◆ EXCERPT TO READ:
****************

Studies have indicated that family members or health professionals may not know or predict their older relatives’ or patients’ health preferences. Although advance care planning is encouraged for older people to prepare end-of-life care, it is still challenging.Aim:
To understand the experiences and perspectives of older people regarding advance care planning.Design:
A systematic review of qualitative studies and meta-synthesis was conducted.Data sources:
CINAHL, MEDLINE, EMBASE, and PsycINFO databases were searched.Results:
A total of 50 articles were critically appraised and a thematic synthesis was undertaken. Four themes were identified: life versus death, internal versus external, benefits versus burdens, and controlling versus being controlled. The view of life and death influenced older people’s willingness to discuss their future. The characteristics, experiences, health status, family relationship, and available resources also affected their plans of advance care planning. Older people needed to balance the benefits and burdens of advance care planning, and then judge their own ability to make decisions about end-of-life care.Conclusion:
Older people’s perspectives and experiences of advance care planning were varied and often conflicted; cultural differences amplified variances among older people. Truthful information, available resources, and family support are needed to enable older people to maintain dignity at the end of life. The views of life and death for older people from different cultures should be compared to assist health professionals to understand older people’s attitudes toward advance care planning, and thus to develop appropriate strategies to promote advance care planning in different cultures.

****************

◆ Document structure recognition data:

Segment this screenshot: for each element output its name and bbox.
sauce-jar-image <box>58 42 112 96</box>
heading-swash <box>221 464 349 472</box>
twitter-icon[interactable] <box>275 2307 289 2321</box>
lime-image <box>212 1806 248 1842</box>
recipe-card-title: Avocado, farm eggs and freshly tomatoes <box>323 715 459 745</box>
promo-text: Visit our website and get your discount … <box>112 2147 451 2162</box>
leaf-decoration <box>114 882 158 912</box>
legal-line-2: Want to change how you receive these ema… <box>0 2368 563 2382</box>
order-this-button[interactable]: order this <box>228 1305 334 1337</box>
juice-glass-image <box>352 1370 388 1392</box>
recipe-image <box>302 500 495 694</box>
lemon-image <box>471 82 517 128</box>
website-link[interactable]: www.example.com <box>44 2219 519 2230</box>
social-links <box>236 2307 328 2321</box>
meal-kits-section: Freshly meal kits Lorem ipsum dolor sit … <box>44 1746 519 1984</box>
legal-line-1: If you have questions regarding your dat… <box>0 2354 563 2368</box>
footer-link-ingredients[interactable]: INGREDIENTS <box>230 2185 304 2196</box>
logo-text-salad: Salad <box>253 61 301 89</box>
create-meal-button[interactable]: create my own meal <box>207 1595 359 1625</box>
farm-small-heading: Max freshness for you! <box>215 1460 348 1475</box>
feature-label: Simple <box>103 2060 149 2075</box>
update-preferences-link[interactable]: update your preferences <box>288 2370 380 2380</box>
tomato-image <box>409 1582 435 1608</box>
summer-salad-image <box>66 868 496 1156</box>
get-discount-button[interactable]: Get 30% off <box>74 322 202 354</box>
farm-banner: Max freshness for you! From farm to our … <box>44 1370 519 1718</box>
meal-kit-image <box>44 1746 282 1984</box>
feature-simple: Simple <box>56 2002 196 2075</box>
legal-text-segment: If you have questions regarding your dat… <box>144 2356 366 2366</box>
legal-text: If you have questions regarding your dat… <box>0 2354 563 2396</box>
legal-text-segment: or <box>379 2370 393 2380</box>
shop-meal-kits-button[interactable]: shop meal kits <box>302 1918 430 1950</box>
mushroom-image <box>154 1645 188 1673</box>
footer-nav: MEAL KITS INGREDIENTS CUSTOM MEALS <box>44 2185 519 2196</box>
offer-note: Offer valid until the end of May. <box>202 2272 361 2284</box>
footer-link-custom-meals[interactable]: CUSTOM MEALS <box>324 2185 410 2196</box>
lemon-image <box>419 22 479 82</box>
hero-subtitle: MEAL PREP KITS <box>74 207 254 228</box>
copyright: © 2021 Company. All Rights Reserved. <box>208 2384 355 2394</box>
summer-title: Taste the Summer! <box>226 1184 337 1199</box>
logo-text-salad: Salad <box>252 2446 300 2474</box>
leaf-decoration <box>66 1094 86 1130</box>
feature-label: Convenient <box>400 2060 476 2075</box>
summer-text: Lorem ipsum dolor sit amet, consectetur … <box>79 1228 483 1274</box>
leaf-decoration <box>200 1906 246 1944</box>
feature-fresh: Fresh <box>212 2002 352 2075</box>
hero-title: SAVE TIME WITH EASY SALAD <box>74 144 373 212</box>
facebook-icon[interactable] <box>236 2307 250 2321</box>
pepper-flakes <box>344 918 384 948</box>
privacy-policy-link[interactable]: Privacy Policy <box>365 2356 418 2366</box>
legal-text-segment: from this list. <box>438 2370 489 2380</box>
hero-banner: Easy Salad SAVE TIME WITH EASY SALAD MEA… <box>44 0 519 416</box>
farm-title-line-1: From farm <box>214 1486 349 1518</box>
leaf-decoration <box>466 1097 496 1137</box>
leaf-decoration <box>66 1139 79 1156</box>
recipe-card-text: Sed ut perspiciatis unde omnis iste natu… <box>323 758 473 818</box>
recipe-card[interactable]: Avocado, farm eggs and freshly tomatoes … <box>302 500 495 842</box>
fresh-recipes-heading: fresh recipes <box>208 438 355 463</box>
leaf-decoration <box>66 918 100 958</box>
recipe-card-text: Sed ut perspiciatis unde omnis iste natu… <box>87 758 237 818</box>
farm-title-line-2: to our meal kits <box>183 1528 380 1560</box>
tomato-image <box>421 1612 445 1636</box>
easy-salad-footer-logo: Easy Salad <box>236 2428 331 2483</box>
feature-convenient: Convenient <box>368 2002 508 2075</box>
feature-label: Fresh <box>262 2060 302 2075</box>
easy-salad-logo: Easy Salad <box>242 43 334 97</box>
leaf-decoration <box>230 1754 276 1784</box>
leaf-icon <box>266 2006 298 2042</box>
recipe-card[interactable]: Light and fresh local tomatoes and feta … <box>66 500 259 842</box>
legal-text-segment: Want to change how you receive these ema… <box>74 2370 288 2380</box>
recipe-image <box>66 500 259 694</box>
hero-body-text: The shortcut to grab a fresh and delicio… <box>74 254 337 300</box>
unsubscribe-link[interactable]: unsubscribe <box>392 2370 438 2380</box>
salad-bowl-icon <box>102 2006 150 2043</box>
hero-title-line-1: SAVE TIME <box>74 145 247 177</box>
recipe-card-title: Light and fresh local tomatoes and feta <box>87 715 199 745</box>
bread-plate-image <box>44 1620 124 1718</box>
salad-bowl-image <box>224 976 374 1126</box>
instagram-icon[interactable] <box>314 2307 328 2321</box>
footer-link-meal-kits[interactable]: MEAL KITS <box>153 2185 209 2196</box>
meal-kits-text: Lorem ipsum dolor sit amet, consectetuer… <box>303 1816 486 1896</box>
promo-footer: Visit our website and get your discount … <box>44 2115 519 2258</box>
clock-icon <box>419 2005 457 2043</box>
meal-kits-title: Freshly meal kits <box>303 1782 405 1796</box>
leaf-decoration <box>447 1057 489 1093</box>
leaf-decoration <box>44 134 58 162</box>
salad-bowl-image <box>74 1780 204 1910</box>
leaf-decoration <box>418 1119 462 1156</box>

****************

◆ ACTIVITY:
How many articles were critically appraised in the review described in the abstract on advance care planning?

◆ EXERCISE ANSWER:
50 articles were critically appraised.